■ **Available records**
▶

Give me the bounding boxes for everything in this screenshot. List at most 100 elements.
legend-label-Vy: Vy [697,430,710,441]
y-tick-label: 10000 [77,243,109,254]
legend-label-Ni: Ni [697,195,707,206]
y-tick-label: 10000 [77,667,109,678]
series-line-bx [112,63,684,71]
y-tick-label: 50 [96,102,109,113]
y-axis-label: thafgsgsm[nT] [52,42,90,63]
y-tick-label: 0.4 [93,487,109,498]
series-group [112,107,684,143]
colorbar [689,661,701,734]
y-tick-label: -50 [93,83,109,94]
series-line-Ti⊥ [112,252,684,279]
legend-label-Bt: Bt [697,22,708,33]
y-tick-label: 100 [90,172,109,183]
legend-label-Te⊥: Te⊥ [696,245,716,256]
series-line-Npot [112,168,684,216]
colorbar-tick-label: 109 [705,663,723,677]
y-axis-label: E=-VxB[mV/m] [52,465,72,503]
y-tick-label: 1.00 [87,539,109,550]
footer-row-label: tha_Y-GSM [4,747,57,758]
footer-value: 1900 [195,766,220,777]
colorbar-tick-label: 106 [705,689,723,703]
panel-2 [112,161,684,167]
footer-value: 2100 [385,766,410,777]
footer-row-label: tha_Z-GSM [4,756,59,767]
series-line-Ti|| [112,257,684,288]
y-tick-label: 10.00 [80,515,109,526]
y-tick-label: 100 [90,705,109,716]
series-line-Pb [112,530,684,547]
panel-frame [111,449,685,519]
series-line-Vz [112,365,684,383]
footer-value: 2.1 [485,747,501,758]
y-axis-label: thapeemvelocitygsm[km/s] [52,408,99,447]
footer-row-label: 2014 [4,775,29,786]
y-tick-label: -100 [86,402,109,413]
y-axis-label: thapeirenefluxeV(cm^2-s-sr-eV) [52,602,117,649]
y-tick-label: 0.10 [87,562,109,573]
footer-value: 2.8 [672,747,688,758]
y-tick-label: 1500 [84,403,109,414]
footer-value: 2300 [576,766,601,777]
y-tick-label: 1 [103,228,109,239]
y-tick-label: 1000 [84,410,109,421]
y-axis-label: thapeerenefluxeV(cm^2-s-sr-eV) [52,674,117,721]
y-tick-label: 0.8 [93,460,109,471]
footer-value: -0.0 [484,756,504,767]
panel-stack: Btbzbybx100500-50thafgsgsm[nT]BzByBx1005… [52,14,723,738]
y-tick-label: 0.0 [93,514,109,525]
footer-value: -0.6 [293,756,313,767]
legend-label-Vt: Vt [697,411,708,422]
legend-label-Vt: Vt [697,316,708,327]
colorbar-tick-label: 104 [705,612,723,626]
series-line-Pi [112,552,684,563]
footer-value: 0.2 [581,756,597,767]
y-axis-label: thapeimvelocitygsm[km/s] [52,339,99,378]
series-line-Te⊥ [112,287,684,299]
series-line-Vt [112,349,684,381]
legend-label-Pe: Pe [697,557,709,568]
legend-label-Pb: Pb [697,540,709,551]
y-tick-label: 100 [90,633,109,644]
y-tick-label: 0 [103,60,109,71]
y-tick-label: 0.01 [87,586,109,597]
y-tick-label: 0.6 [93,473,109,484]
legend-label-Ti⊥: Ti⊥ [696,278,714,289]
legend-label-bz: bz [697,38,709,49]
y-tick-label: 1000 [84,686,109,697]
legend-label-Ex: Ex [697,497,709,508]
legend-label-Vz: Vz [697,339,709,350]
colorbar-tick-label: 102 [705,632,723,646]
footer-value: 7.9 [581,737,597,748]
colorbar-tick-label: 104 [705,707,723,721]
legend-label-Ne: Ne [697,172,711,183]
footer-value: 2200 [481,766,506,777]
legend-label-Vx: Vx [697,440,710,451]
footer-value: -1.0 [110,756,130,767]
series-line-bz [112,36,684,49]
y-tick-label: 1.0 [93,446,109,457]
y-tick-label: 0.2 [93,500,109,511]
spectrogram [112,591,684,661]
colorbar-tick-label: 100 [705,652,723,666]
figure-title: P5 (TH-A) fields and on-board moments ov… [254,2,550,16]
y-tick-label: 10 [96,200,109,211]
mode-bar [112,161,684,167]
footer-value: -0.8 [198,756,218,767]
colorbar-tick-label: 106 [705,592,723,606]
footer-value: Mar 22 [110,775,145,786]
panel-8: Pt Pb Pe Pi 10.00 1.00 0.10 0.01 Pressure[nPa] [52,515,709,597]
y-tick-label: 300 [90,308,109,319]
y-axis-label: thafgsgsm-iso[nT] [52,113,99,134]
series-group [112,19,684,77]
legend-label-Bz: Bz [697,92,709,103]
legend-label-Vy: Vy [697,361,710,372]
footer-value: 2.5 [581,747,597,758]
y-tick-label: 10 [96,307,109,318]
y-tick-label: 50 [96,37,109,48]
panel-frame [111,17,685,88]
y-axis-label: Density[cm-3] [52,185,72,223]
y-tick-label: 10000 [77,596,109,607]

◀

■ **Challenge**
Convert the entries, from the first line through the line containing "y-tick-label: 100 [90,172,109,183]", into a Markdown table with the columns Row and Line. Number each row and omit any blank lines.

■ **Reply**
| Row | Line |
|---|---|
| 1 | Give me the bounding boxes for everything in this screenshot. List at most 100 elements. |
| 2 | legend-label-Vy: Vy [697,430,710,441] |
| 3 | y-tick-label: 10000 [77,243,109,254] |
| 4 | legend-label-Ni: Ni [697,195,707,206] |
| 5 | y-tick-label: 10000 [77,667,109,678] |
| 6 | series-line-bx [112,63,684,71] |
| 7 | y-tick-label: 50 [96,102,109,113] |
| 8 | y-axis-label: thafgsgsm[nT] [52,42,90,63] |
| 9 | y-tick-label: 0.4 [93,487,109,498] |
| 10 | series-group [112,107,684,143] |
| 11 | colorbar [689,661,701,734] |
| 12 | y-tick-label: -50 [93,83,109,94] |
| 13 | series-line-Ti⊥ [112,252,684,279] |
| 14 | legend-label-Bt: Bt [697,22,708,33] |
| 15 | y-tick-label: 100 [90,172,109,183] |